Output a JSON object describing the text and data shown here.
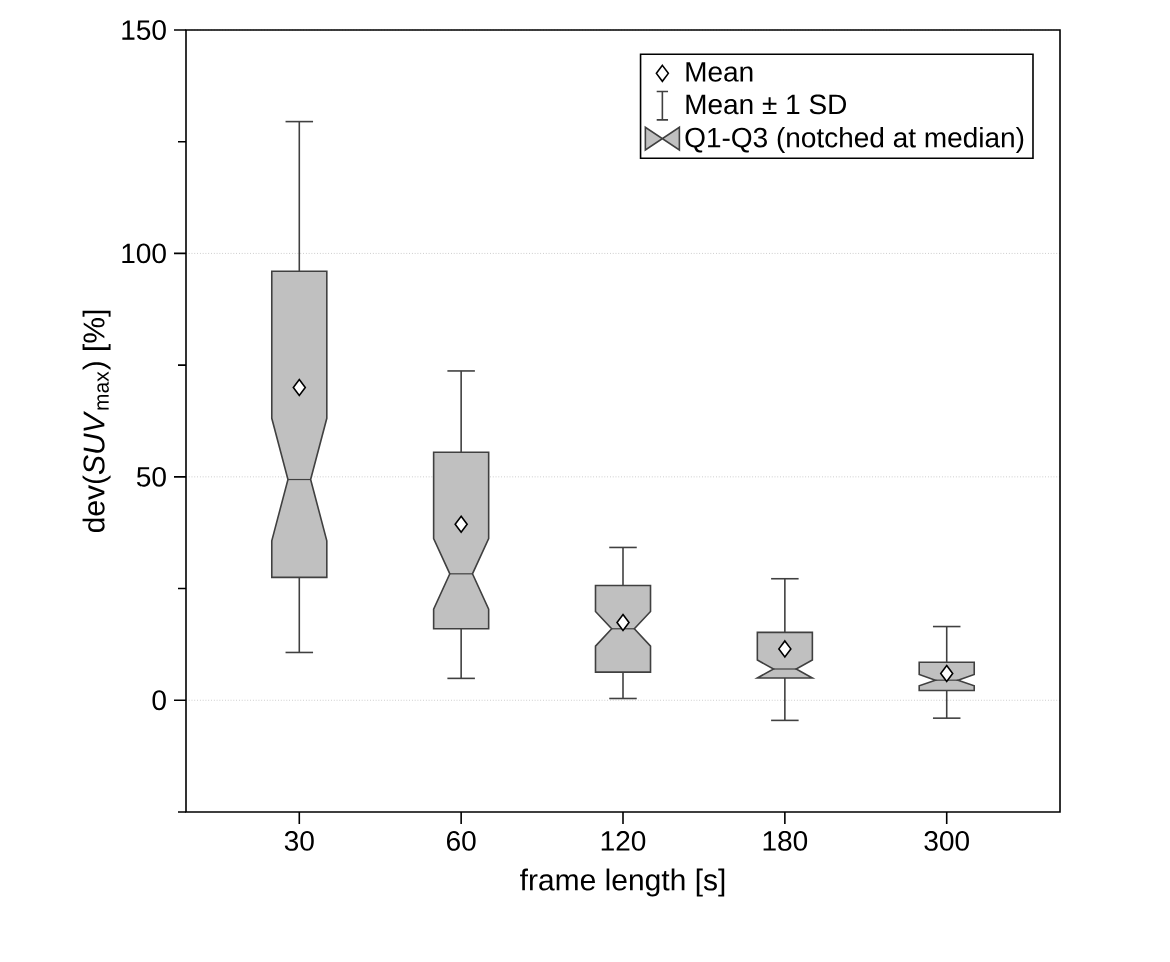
{
  "chart_data": {
    "type": "box",
    "xlabel": "frame length [s]",
    "ylabel": "dev(*SUV*$_{max}$) [%]",
    "categories": [
      "30",
      "60",
      "120",
      "180",
      "300"
    ],
    "ylim": [
      -25,
      150
    ],
    "yticks": [
      {
        "value": -25,
        "label": null
      },
      0,
      {
        "value": 25,
        "label": null
      },
      50,
      {
        "value": 75,
        "label": null
      },
      100,
      {
        "value": 125,
        "label": null
      },
      150
    ],
    "grid": "y",
    "legend": "top right",
    "annotations": [
      "Mean ± 1 SD"
    ],
    "series": [
      {
        "type": "scatter",
        "name": "Mean",
        "color": "#ffffff",
        "marker": "diamond",
        "values": [
          70,
          39.4,
          17.4,
          11.5,
          6
        ]
      },
      {
        "type": "box",
        "name": "Q1-Q3 (notched at median)",
        "color": "#c0c0c0",
        "boxes": [
          {
            "low": 10.7,
            "q1": 27.5,
            "median": 49.4,
            "q3": 96,
            "high": 129.5
          },
          {
            "low": 4.9,
            "q1": 16,
            "median": 28.3,
            "q3": 55.5,
            "high": 73.7
          },
          {
            "low": 0.4,
            "q1": 6.3,
            "median": 16,
            "q3": 25.7,
            "high": 34.2
          },
          {
            "low": -4.5,
            "q1": 5,
            "median": 7,
            "q3": 15.2,
            "high": 27.2
          },
          {
            "low": -4,
            "q1": 2.2,
            "median": 4.5,
            "q3": 8.5,
            "high": 16.5
          }
        ]
      }
    ]
  }
}
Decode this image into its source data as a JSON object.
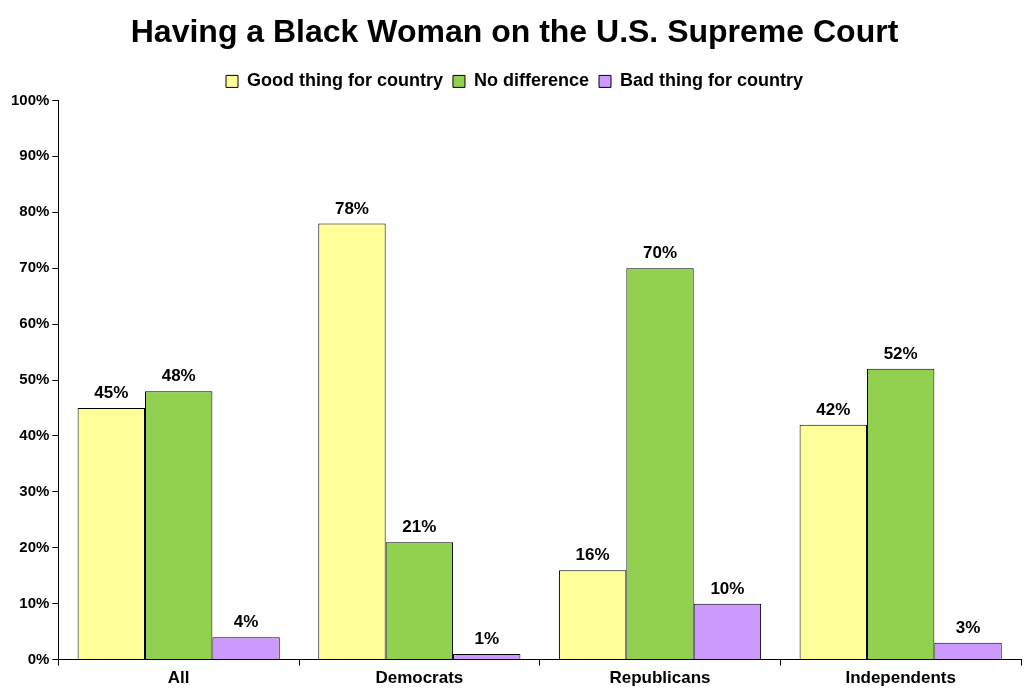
{
  "chart_data": {
    "type": "bar",
    "title": "Having a Black Woman on the U.S. Supreme Court",
    "categories": [
      "All",
      "Democrats",
      "Republicans",
      "Independents"
    ],
    "series": [
      {
        "name": "Good thing for country",
        "color": "#ffff99",
        "values": [
          45,
          78,
          16,
          42
        ]
      },
      {
        "name": "No difference",
        "color": "#92d050",
        "values": [
          48,
          21,
          70,
          52
        ]
      },
      {
        "name": "Bad thing for country",
        "color": "#cc99ff",
        "values": [
          4,
          1,
          10,
          3
        ]
      }
    ],
    "ylim": [
      0,
      100
    ],
    "yticks": [
      {
        "value": 0,
        "label": "0%"
      },
      {
        "value": 10,
        "label": "10%"
      },
      {
        "value": 20,
        "label": "20%"
      },
      {
        "value": 30,
        "label": "30%"
      },
      {
        "value": 40,
        "label": "40%"
      },
      {
        "value": 50,
        "label": "50%"
      },
      {
        "value": 60,
        "label": "60%"
      },
      {
        "value": 70,
        "label": "70%"
      },
      {
        "value": 80,
        "label": "80%"
      },
      {
        "value": 90,
        "label": "90%"
      },
      {
        "value": 100,
        "label": "100%"
      }
    ],
    "value_labels": [
      [
        "45%",
        "78%",
        "16%",
        "42%"
      ],
      [
        "48%",
        "21%",
        "70%",
        "52%"
      ],
      [
        "4%",
        "1%",
        "10%",
        "3%"
      ]
    ],
    "grid": false,
    "legend": "top"
  }
}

• [What is needed]: Go through the entries above and print each one exactly, minus the pictures.

• [The result]:
Output a JSON object describing the text and data shown here.
{
  "chart_data": {
    "type": "box",
    "xlabel": "frame length [s]",
    "ylabel": "dev(*SUV*$_{max}$) [%]",
    "categories": [
      "30",
      "60",
      "120",
      "180",
      "300"
    ],
    "ylim": [
      -25,
      150
    ],
    "yticks": [
      {
        "value": -25,
        "label": null
      },
      0,
      {
        "value": 25,
        "label": null
      },
      50,
      {
        "value": 75,
        "label": null
      },
      100,
      {
        "value": 125,
        "label": null
      },
      150
    ],
    "grid": "y",
    "legend": "top right",
    "annotations": [
      "Mean ± 1 SD"
    ],
    "series": [
      {
        "type": "scatter",
        "name": "Mean",
        "color": "#ffffff",
        "marker": "diamond",
        "values": [
          70,
          39.4,
          17.4,
          11.5,
          6
        ]
      },
      {
        "type": "box",
        "name": "Q1-Q3 (notched at median)",
        "color": "#c0c0c0",
        "boxes": [
          {
            "low": 10.7,
            "q1": 27.5,
            "median": 49.4,
            "q3": 96,
            "high": 129.5
          },
          {
            "low": 4.9,
            "q1": 16,
            "median": 28.3,
            "q3": 55.5,
            "high": 73.7
          },
          {
            "low": 0.4,
            "q1": 6.3,
            "median": 16,
            "q3": 25.7,
            "high": 34.2
          },
          {
            "low": -4.5,
            "q1": 5,
            "median": 7,
            "q3": 15.2,
            "high": 27.2
          },
          {
            "low": -4,
            "q1": 2.2,
            "median": 4.5,
            "q3": 8.5,
            "high": 16.5
          }
        ]
      }
    ]
  }
}
Decode this image into its source data as a JSON object.
{
  "chart_data": {
    "type": "bar",
    "title": "Having a Black Woman on the U.S. Supreme Court",
    "categories": [
      "All",
      "Democrats",
      "Republicans",
      "Independents"
    ],
    "series": [
      {
        "name": "Good thing for country",
        "color": "#ffff99",
        "values": [
          45,
          78,
          16,
          42
        ]
      },
      {
        "name": "No difference",
        "color": "#92d050",
        "values": [
          48,
          21,
          70,
          52
        ]
      },
      {
        "name": "Bad thing for country",
        "color": "#cc99ff",
        "values": [
          4,
          1,
          10,
          3
        ]
      }
    ],
    "ylim": [
      0,
      100
    ],
    "yticks": [
      {
        "value": 0,
        "label": "0%"
      },
      {
        "value": 10,
        "label": "10%"
      },
      {
        "value": 20,
        "label": "20%"
      },
      {
        "value": 30,
        "label": "30%"
      },
      {
        "value": 40,
        "label": "40%"
      },
      {
        "value": 50,
        "label": "50%"
      },
      {
        "value": 60,
        "label": "60%"
      },
      {
        "value": 70,
        "label": "70%"
      },
      {
        "value": 80,
        "label": "80%"
      },
      {
        "value": 90,
        "label": "90%"
      },
      {
        "value": 100,
        "label": "100%"
      }
    ],
    "value_labels": [
      [
        "45%",
        "78%",
        "16%",
        "42%"
      ],
      [
        "48%",
        "21%",
        "70%",
        "52%"
      ],
      [
        "4%",
        "1%",
        "10%",
        "3%"
      ]
    ],
    "grid": false,
    "legend": "top"
  }
}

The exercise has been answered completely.